[PROBLEM TO WORK ON]
Your task is to copy every line of the entries that contains "circle".

[DATA FOR THE TASK]
<<<<
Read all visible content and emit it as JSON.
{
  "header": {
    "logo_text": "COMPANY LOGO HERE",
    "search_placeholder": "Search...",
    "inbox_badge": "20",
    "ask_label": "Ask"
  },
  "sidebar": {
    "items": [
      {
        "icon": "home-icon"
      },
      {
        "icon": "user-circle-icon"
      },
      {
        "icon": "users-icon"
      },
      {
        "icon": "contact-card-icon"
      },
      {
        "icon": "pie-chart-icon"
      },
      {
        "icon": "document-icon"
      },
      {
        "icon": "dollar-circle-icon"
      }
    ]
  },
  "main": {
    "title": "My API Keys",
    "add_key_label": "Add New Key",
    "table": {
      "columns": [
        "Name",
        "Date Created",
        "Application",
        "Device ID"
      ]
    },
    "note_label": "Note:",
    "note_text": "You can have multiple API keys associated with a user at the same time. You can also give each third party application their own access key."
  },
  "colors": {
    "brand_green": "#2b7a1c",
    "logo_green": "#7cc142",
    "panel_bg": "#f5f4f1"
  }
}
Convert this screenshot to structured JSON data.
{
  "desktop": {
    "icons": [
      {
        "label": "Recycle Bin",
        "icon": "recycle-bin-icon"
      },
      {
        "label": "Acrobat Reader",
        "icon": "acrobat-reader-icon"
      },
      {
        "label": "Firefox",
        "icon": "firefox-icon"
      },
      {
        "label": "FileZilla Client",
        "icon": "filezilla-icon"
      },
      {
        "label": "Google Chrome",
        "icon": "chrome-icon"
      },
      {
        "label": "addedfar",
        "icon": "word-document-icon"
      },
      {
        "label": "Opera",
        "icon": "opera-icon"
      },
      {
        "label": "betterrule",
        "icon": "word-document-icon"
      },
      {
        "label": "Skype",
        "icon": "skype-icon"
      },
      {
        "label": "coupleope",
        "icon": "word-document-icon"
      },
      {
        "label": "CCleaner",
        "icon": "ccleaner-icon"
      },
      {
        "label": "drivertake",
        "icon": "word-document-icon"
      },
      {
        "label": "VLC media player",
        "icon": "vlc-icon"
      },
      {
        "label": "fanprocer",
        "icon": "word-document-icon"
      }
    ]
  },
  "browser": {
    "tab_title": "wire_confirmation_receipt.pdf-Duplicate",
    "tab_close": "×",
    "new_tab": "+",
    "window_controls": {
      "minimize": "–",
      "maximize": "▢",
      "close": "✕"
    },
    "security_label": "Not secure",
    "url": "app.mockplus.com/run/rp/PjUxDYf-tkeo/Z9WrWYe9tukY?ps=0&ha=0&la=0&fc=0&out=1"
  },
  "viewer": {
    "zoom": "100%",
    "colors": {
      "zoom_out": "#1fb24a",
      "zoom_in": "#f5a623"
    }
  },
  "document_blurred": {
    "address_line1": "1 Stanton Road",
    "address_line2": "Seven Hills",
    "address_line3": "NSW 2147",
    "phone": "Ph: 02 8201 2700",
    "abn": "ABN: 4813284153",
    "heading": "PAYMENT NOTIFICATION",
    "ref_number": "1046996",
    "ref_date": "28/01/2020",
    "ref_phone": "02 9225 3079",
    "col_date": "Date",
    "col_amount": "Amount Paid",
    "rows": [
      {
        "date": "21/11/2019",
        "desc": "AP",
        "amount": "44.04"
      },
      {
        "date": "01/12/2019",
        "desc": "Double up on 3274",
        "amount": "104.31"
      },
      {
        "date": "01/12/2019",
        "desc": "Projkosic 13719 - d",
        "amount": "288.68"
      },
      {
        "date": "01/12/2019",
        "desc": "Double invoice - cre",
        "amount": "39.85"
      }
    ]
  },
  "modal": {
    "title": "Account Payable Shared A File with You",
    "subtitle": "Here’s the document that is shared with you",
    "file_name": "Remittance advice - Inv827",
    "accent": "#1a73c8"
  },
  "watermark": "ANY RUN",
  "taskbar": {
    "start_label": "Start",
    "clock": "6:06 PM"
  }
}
>>>>
[WRITTEN RESPONSE]
        "icon": "user-circle-icon"
        "icon": "dollar-circle-icon"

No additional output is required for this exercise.